Data entries
*****

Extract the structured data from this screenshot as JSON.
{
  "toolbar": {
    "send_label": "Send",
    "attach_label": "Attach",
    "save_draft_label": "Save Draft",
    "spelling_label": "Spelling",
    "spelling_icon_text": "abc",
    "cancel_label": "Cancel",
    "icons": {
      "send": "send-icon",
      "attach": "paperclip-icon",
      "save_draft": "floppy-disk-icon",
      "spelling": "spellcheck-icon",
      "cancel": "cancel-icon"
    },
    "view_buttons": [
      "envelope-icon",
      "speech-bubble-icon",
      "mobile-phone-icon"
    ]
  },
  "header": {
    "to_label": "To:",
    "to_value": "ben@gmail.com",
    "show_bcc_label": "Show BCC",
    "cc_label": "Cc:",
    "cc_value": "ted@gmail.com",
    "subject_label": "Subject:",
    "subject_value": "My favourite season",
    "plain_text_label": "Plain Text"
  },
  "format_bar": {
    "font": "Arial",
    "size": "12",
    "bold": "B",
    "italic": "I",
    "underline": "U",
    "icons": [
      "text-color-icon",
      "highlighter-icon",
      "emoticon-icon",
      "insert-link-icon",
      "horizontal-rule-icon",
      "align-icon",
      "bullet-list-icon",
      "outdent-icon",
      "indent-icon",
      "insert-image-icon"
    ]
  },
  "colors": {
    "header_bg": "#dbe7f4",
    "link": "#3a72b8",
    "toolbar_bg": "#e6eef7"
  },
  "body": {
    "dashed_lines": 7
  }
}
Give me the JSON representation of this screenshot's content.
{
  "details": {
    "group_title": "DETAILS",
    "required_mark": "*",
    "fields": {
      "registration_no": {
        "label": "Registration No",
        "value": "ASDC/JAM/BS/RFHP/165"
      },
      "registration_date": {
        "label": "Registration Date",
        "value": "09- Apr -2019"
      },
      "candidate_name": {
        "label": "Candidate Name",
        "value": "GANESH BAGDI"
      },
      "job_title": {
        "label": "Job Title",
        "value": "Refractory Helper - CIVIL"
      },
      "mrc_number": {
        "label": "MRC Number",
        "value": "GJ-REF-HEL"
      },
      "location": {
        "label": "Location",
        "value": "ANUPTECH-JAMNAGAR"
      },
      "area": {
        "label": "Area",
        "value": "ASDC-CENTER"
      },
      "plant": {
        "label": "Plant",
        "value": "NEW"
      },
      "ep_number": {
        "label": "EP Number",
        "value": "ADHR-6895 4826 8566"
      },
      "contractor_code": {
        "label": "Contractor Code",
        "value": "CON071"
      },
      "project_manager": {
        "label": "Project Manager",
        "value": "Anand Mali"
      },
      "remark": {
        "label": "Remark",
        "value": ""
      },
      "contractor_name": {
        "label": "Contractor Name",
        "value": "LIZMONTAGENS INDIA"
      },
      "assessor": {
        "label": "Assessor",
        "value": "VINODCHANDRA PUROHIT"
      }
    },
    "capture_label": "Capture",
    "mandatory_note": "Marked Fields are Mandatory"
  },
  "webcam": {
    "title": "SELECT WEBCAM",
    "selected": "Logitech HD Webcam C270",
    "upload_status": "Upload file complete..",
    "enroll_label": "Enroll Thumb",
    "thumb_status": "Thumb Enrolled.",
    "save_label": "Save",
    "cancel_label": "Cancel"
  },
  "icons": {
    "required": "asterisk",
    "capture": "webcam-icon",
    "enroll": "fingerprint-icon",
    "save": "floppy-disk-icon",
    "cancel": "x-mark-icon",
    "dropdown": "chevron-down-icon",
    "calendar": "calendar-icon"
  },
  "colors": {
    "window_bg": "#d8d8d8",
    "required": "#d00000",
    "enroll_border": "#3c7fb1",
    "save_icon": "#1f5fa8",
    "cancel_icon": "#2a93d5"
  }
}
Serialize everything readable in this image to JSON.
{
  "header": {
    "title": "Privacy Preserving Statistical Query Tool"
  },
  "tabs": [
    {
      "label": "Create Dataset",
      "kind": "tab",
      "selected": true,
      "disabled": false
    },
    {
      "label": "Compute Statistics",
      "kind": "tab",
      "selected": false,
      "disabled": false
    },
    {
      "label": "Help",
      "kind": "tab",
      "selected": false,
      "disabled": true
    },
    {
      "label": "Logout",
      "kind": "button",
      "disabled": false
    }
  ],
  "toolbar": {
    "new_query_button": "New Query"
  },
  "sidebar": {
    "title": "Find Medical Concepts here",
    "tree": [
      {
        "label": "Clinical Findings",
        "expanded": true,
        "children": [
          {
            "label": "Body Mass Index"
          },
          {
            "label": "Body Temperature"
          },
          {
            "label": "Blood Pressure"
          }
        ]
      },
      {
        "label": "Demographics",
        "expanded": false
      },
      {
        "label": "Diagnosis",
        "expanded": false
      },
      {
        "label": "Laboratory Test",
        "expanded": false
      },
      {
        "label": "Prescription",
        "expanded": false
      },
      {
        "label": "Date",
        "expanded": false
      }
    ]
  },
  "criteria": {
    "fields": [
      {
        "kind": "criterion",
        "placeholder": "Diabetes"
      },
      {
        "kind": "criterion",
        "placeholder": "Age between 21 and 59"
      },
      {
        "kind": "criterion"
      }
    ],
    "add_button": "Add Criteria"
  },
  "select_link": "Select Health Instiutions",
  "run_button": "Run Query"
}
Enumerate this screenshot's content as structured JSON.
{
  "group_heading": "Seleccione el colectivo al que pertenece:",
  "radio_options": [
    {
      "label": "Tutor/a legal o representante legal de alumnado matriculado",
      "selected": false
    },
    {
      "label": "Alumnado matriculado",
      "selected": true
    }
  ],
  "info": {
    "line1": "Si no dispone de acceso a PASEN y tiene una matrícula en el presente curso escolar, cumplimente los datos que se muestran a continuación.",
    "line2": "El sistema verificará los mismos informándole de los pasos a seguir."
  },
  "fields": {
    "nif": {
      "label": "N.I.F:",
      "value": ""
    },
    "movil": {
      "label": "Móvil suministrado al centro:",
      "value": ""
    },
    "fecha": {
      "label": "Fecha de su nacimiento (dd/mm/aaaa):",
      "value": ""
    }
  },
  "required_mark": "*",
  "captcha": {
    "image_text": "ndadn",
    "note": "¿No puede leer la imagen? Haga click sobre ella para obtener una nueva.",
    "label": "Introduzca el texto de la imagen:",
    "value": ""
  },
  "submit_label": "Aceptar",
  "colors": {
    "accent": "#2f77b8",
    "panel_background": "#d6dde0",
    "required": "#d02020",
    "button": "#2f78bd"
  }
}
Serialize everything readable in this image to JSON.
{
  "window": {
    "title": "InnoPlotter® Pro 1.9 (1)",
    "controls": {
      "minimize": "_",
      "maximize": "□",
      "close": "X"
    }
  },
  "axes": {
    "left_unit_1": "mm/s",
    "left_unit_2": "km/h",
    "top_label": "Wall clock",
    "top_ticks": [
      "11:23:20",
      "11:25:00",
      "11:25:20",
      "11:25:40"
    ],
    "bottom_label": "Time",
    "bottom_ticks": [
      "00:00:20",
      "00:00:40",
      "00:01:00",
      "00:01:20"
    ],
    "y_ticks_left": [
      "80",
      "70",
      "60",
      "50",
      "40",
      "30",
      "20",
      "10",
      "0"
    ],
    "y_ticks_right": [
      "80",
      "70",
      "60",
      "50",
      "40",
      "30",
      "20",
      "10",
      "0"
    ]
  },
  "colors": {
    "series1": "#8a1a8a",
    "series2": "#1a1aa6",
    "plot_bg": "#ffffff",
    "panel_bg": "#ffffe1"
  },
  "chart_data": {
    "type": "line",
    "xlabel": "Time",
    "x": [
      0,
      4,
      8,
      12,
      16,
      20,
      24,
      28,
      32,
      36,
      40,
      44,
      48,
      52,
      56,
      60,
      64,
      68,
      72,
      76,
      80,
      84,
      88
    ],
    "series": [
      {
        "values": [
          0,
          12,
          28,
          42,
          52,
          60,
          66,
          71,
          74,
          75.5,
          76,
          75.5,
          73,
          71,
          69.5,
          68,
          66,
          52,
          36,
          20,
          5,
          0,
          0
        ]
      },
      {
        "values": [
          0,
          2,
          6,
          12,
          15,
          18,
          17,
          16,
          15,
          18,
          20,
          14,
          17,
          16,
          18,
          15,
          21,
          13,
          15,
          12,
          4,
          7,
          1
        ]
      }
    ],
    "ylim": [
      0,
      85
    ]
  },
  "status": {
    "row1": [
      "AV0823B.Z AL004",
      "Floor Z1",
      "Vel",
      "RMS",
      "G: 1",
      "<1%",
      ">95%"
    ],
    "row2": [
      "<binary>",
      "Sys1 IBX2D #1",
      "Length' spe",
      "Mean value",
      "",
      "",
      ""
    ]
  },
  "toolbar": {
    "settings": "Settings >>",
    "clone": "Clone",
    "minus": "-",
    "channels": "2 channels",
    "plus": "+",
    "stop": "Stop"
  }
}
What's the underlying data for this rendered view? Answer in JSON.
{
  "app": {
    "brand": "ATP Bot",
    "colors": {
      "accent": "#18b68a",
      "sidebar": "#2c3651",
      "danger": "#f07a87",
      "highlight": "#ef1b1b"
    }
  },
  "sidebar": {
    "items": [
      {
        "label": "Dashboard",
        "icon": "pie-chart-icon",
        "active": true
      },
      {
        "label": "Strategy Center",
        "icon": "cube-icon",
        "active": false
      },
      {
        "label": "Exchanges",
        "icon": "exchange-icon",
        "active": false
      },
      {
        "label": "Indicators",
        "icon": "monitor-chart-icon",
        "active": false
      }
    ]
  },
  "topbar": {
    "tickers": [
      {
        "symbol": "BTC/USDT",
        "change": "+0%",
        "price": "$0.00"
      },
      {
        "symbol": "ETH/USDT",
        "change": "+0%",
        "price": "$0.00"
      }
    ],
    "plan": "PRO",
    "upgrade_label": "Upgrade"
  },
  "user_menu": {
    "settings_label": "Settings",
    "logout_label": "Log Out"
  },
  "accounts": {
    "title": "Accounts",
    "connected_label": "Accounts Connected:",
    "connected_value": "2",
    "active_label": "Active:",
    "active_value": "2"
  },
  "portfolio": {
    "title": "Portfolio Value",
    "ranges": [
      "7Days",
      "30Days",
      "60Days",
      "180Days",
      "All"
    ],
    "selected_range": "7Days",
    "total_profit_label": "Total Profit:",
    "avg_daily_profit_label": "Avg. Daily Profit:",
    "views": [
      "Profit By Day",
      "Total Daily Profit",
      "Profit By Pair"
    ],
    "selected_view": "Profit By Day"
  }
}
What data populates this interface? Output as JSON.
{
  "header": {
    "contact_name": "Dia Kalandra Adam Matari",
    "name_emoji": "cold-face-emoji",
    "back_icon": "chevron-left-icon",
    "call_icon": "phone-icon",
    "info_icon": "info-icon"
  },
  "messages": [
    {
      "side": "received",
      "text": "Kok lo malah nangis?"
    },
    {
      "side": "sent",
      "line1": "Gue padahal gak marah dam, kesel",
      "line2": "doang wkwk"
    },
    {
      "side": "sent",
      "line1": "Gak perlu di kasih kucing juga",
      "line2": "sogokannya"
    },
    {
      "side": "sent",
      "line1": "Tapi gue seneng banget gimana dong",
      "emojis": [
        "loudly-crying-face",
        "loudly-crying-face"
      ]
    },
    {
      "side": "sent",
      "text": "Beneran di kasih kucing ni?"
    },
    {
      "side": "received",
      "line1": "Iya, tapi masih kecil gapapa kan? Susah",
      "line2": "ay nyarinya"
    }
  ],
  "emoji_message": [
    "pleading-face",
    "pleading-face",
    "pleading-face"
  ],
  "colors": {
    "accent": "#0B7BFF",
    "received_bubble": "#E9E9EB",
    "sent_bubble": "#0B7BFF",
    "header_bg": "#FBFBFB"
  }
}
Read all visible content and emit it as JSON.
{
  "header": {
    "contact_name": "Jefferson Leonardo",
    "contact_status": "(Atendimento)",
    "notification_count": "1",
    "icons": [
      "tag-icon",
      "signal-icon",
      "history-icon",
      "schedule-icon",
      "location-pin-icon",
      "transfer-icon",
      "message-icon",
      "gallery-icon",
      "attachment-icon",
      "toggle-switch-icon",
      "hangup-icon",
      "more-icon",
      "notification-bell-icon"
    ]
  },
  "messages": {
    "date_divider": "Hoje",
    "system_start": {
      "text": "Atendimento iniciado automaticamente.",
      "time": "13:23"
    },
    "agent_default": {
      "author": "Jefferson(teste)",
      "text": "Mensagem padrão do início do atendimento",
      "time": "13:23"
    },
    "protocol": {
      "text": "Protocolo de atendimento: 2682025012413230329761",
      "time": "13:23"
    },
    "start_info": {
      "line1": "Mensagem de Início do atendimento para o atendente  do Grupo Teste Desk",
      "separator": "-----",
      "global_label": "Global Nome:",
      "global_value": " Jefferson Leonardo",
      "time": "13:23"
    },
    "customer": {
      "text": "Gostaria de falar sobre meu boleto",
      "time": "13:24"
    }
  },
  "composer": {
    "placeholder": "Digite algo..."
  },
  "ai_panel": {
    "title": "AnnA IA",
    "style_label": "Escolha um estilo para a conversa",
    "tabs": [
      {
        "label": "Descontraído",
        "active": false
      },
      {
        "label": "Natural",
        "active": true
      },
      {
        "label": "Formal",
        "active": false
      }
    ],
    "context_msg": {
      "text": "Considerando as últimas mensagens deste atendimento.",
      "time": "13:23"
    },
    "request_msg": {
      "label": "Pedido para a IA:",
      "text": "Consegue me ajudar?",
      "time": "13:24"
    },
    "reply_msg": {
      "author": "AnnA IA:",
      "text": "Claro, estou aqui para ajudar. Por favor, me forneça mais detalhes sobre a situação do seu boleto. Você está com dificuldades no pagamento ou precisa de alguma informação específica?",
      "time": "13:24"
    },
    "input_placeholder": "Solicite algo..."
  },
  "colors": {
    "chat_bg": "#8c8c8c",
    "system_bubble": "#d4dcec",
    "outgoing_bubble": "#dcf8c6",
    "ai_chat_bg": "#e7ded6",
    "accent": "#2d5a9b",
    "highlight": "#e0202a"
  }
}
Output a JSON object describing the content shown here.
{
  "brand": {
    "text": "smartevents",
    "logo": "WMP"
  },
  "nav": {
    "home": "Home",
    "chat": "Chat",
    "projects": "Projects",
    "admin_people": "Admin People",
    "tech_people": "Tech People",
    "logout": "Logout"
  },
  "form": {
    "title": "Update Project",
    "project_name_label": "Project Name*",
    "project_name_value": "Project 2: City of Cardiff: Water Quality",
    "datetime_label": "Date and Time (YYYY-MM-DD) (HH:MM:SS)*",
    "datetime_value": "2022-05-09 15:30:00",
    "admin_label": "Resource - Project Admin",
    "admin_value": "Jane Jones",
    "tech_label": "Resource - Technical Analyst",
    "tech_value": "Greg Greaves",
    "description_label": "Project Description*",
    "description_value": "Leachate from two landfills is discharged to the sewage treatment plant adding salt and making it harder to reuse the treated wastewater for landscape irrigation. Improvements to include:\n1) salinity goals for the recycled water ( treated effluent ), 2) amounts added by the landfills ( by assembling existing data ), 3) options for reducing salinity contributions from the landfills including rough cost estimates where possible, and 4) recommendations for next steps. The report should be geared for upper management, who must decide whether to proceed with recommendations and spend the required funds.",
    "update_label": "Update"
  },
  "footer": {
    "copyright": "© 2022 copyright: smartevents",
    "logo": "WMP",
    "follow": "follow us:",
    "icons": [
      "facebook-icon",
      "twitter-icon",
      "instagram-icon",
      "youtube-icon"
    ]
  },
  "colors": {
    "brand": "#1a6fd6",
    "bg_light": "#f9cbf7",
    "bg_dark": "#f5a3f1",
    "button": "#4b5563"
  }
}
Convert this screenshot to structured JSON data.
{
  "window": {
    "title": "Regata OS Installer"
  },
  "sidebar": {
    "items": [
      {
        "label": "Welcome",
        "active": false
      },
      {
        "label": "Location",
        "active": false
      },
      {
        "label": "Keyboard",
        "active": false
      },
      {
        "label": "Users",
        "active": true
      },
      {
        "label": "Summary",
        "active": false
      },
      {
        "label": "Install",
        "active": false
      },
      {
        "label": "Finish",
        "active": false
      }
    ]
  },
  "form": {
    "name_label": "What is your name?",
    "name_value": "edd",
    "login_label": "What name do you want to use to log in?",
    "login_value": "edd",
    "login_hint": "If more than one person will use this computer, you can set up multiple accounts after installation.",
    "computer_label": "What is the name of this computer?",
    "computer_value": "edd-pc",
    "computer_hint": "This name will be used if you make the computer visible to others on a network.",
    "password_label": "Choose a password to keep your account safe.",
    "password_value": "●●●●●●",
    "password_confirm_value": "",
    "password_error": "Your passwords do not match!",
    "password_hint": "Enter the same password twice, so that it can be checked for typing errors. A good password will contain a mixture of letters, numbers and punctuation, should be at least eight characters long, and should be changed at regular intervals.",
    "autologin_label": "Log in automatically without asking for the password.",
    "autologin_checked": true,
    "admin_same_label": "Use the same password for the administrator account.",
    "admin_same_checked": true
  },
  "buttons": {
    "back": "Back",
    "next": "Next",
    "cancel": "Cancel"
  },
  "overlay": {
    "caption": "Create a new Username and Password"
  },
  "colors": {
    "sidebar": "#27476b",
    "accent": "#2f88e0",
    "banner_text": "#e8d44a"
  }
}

*****

Aim of the task:
Determine the number of lines in the listing that contain the string "author". Write that number and nothing else.

Solved problem:
2